START STORED DATA
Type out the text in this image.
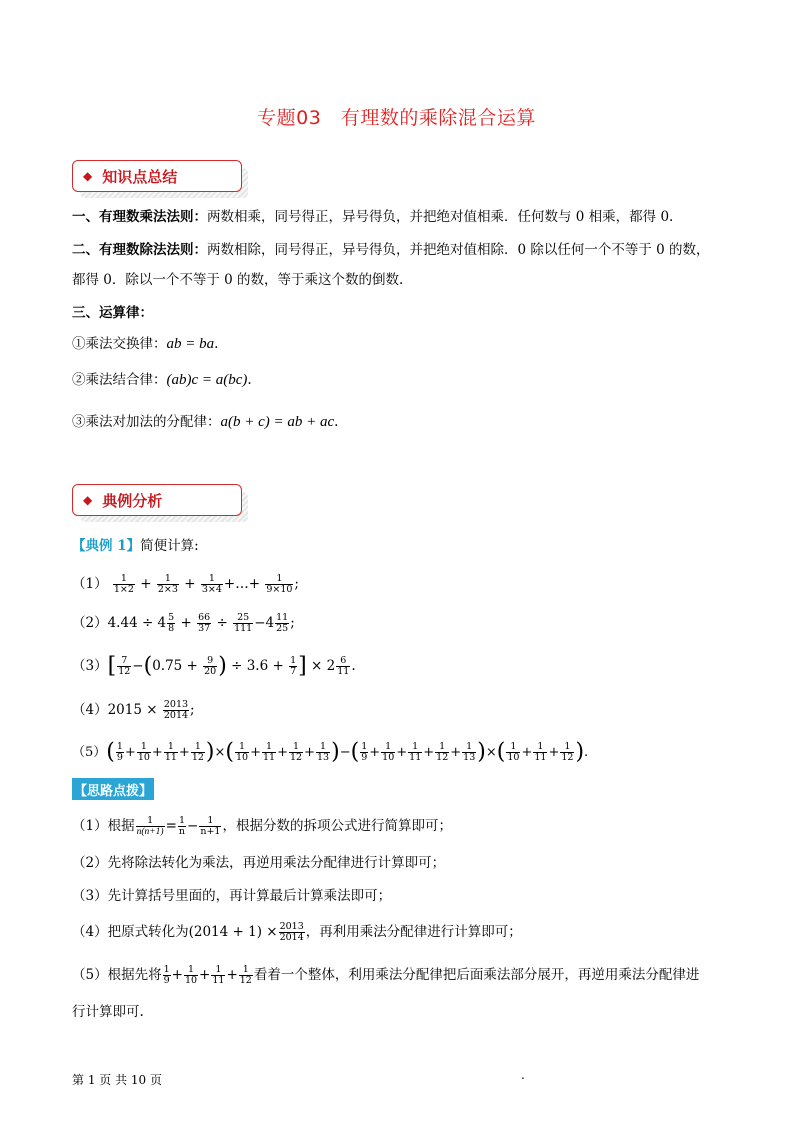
专题03　有理数的乘除混合运算
◆ 知识点总结
一、有理数乘法法则：两数相乘，同号得正，异号得负，并把绝对值相乘．任何数与 0 相乘，都得 0.
二、有理数除法法则：两数相除，同号得正，异号得负，并把绝对值相除．0 除以任何一个不等于 0 的数，
都得 0．除以一个不等于 0 的数，等于乘这个数的倒数.
三、运算律：
①乘法交换律：ab = ba.
②乘法结合律：(ab)c = a(bc).
③乘法对加法的分配律：a(b + c) = ab + ac.
◆ 典例分析
【典例 1】简便计算:
$(1) \frac{1}{1\times 2} + \frac{1}{2\times 3} + \frac{1}{3\times 4}$ +…+ $\frac{1}{9\times 10}$ ;
$(2)4.44 \div 4 \frac{5}{8} + \frac{66}{37} \div \frac{25}{111} -4 \frac{11}{25}$ ;
$(3)[ \frac{7}{12} -(0.75 + \frac{9}{20}$ ) ÷ $3.6 + \frac{1}{7}$ ] × $2 \frac{6}{11}$ .
$(4)2015 \times \frac{2013}{2014}$ ;
$(5)( \frac{1}{9} + \frac{1}{10} + \frac{1}{11} + \frac{1}{12}$ )×( $\frac{1}{10} + \frac{1}{11} + \frac{1}{12} + \frac{1}{13}$ )−( $\frac{1}{9} + \frac{1}{10} + \frac{1}{11} + \frac{1}{12} + \frac{1}{13}$ )×( $\frac{1}{10} + \frac{1}{11} + \frac{1}{12}$ ).
【思路点拨】
（1）根据 $\frac{1}{n(n+1)} = \frac{1}{n} - \frac{1}{n+1}$ ，根据分数的拆项公式进行简算即可；
（2）先将除法转化为乘法，再逆用乘法分配律进行计算即可；
（3）先计算括号里面的，再计算最后计算乘法即可；
（4）把原式转化为$(2014 + 1) \times \frac{2013}{2014}$ ，再利用乘法分配律进行计算即可；
（5）根据先将 $\frac{1}{9} + \frac{1}{10} + \frac{1}{11} + \frac{1}{12}$ 看着一个整体，利用乘法分配律把后面乘法部分展开，再逆用乘法分配律进
行计算即可.
第 1 页 共 10 页	.
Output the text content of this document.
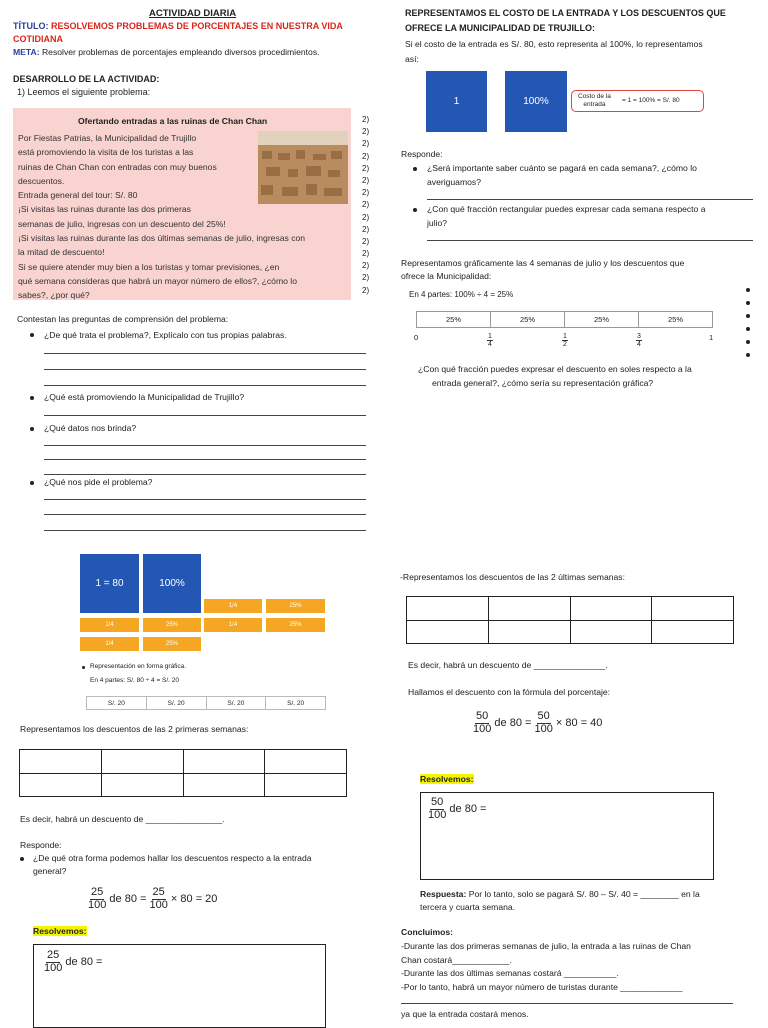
ACTIVIDAD DIARIA
TÍTULO: RESOLVEMOS PROBLEMAS DE PORCENTAJES EN NUESTRA VIDA
COTIDIANA
META: Resolver problemas de porcentajes empleando diversos procedimientos.
DESARROLLO DE LA ACTIVIDAD:
1) Leemos el siguiente problema:
Ofertando entradas a las ruinas de Chan Chan
Por Fiestas Patrias, la Municipalidad de Trujillo
está promoviendo la visita de los turistas a las
ruinas de Chan Chan con entradas con muy buenos
descuentos.
Entrada general del tour: S/. 80
¡Si visitas las ruinas durante las dos primeras
semanas de julio, ingresas con un descuento del 25%!
¡Si visitas las ruinas durante las dos últimas semanas de julio, ingresas con
la mitad de descuento!
Si se quiere atender muy bien a los turistas y tomar previsiones, ¿en
qué semana consideras que habrá un mayor número de ellos?, ¿cómo lo
sabes?, ¿por qué?
2)
2)
2)
2)
2)
2)
2)
2)
2)
2)
2)
2)
2)
2)
2)
Contestan las preguntas de comprensión del problema:
¿De qué trata el problema?, Explícalo con tus propias palabras.
¿Qué está promoviendo la Municipalidad de Trujillo?
¿Qué datos nos brinda?
¿Qué nos pide el problema?
1 = 80	100%
1/4	25%
1/4	25%	1/4	25%
1/4	25%
Representación en forma gráfica.
En 4 partes: S/. 80 ÷ 4 = S/. 20
S/. 20	S/. 20	S/. 20	S/. 20
Representamos los descuentos de las 2 primeras semanas:

Es decir, habrá un descuento de ________________.
Responde:
¿De qué otra forma podemos hallar los descuentos respecto a la entrada
general?
$\frac{25}{100}$ de $80 = \frac{25}{100} \times 80 = 20$
Resolvemos:
$\frac{25}{100}$ de 80 =
REPRESENTAMOS EL COSTO DE LA ENTRADA Y LOS DESCUENTOS QUE
OFRECE LA MUNICIPALIDAD DE TRUJILLO:
Si el costo de la entrada es S/. 80, esto representa al 100%, lo representamos
así:
1	100%	Costo de la
entrada
= 1 = 100% = S/. 80
Responde:
¿Será importante saber cuánto se pagará en cada semana?, ¿cómo lo
averiguamos?
¿Con qué fracción rectangular puedes expresar cada semana respecto a
julio?
Representamos gráficamente las 4 semanas de julio y los descuentos que
ofrece la Municipalidad:
En 4 partes: 100% ÷ 4 = 25%
25%	25%	25%	25%
0	$\frac{1}{4}$	$\frac{1}{2}$	$\frac{3}{4}$	1
¿Con qué fracción puedes expresar el descuento en soles respecto a la
entrada general?, ¿cómo sería su representación gráfica?
-Representamos los descuentos de las 2 últimas semanas:

Es decir, habrá un descuento de _______________.
Hallamos el descuento con la fórmula del porcentaje:
$\frac{50}{100}$ de $80 = \frac{50}{100} \times 80 = 40$
Resolvemos:
$\frac{50}{100}$ de 80 =
Respuesta: Por lo tanto, solo se pagará S/. 80 – S/. 40 = ________ en la
tercera y cuarta semana.
Concluimos:
-Durante las dos primeras semanas de julio, la entrada a las ruinas de Chan
Chan costará____________.
-Durante las dos últimas semanas costará ___________.
-Por lo tanto, habrá un mayor número de turistas durante _____________
ya que la entrada costará menos.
END STORED DATA
WHAT IS NEEDED:
Make an exact copy of the listing above. Do not include the pictures.

ANSWER FOR THE TASK:
Type out the text in this image.
专题03　有理数的乘除混合运算
◆ 知识点总结
一、有理数乘法法则：两数相乘，同号得正，异号得负，并把绝对值相乘．任何数与 0 相乘，都得 0.
二、有理数除法法则：两数相除，同号得正，异号得负，并把绝对值相除．0 除以任何一个不等于 0 的数，
都得 0．除以一个不等于 0 的数，等于乘这个数的倒数.
三、运算律：
①乘法交换律：ab = ba.
②乘法结合律：(ab)c = a(bc).
③乘法对加法的分配律：a(b + c) = ab + ac.
◆ 典例分析
【典例 1】简便计算:
$(1) \frac{1}{1\times 2} + \frac{1}{2\times 3} + \frac{1}{3\times 4}$ +…+ $\frac{1}{9\times 10}$ ;
$(2)4.44 \div 4 \frac{5}{8} + \frac{66}{37} \div \frac{25}{111} -4 \frac{11}{25}$ ;
$(3)[ \frac{7}{12} -(0.75 + \frac{9}{20}$ ) ÷ $3.6 + \frac{1}{7}$ ] × $2 \frac{6}{11}$ .
$(4)2015 \times \frac{2013}{2014}$ ;
$(5)( \frac{1}{9} + \frac{1}{10} + \frac{1}{11} + \frac{1}{12}$ )×( $\frac{1}{10} + \frac{1}{11} + \frac{1}{12} + \frac{1}{13}$ )−( $\frac{1}{9} + \frac{1}{10} + \frac{1}{11} + \frac{1}{12} + \frac{1}{13}$ )×( $\frac{1}{10} + \frac{1}{11} + \frac{1}{12}$ ).
【思路点拨】
（1）根据 $\frac{1}{n(n+1)} = \frac{1}{n} - \frac{1}{n+1}$ ，根据分数的拆项公式进行简算即可；
（2）先将除法转化为乘法，再逆用乘法分配律进行计算即可；
（3）先计算括号里面的，再计算最后计算乘法即可；
（4）把原式转化为$(2014 + 1) \times \frac{2013}{2014}$ ，再利用乘法分配律进行计算即可；
（5）根据先将 $\frac{1}{9} + \frac{1}{10} + \frac{1}{11} + \frac{1}{12}$ 看着一个整体，利用乘法分配律把后面乘法部分展开，再逆用乘法分配律进
行计算即可.
第 1 页 共 10 页	.
Output the text content of this document.
ACTIVIDAD DIARIA
TÍTULO: RESOLVEMOS PROBLEMAS DE PORCENTAJES EN NUESTRA VIDA
COTIDIANA
META: Resolver problemas de porcentajes empleando diversos procedimientos.
DESARROLLO DE LA ACTIVIDAD:
1) Leemos el siguiente problema:
Ofertando entradas a las ruinas de Chan Chan
Por Fiestas Patrias, la Municipalidad de Trujillo
está promoviendo la visita de los turistas a las
ruinas de Chan Chan con entradas con muy buenos
descuentos.
Entrada general del tour: S/. 80
¡Si visitas las ruinas durante las dos primeras
semanas de julio, ingresas con un descuento del 25%!
¡Si visitas las ruinas durante las dos últimas semanas de julio, ingresas con
la mitad de descuento!
Si se quiere atender muy bien a los turistas y tomar previsiones, ¿en
qué semana consideras que habrá un mayor número de ellos?, ¿cómo lo
sabes?, ¿por qué?
2)
2)
2)
2)
2)
2)
2)
2)
2)
2)
2)
2)
2)
2)
2)
Contestan las preguntas de comprensión del problema:
¿De qué trata el problema?, Explícalo con tus propias palabras.
¿Qué está promoviendo la Municipalidad de Trujillo?
¿Qué datos nos brinda?
¿Qué nos pide el problema?
1 = 80	100%
1/4	25%
1/4	25%	1/4	25%
1/4	25%
Representación en forma gráfica.
En 4 partes: S/. 80 ÷ 4 = S/. 20
S/. 20	S/. 20	S/. 20	S/. 20
Representamos los descuentos de las 2 primeras semanas:

Es decir, habrá un descuento de ________________.
Responde:
¿De qué otra forma podemos hallar los descuentos respecto a la entrada
general?
$\frac{25}{100}$ de $80 = \frac{25}{100} \times 80 = 20$
Resolvemos:
$\frac{25}{100}$ de 80 =
REPRESENTAMOS EL COSTO DE LA ENTRADA Y LOS DESCUENTOS QUE
OFRECE LA MUNICIPALIDAD DE TRUJILLO:
Si el costo de la entrada es S/. 80, esto representa al 100%, lo representamos
así:
1	100%	Costo de la
entrada
= 1 = 100% = S/. 80
Responde:
¿Será importante saber cuánto se pagará en cada semana?, ¿cómo lo
averiguamos?
¿Con qué fracción rectangular puedes expresar cada semana respecto a
julio?
Representamos gráficamente las 4 semanas de julio y los descuentos que
ofrece la Municipalidad:
En 4 partes: 100% ÷ 4 = 25%
25%	25%	25%	25%
0	$\frac{1}{4}$	$\frac{1}{2}$	$\frac{3}{4}$	1
¿Con qué fracción puedes expresar el descuento en soles respecto a la
entrada general?, ¿cómo sería su representación gráfica?
-Representamos los descuentos de las 2 últimas semanas:

Es decir, habrá un descuento de _______________.
Hallamos el descuento con la fórmula del porcentaje:
$\frac{50}{100}$ de $80 = \frac{50}{100} \times 80 = 40$
Resolvemos:
$\frac{50}{100}$ de 80 =
Respuesta: Por lo tanto, solo se pagará S/. 80 – S/. 40 = ________ en la
tercera y cuarta semana.
Concluimos:
-Durante las dos primeras semanas de julio, la entrada a las ruinas de Chan
Chan costará____________.
-Durante las dos últimas semanas costará ___________.
-Por lo tanto, habrá un mayor número de turistas durante _____________
ya que la entrada costará menos.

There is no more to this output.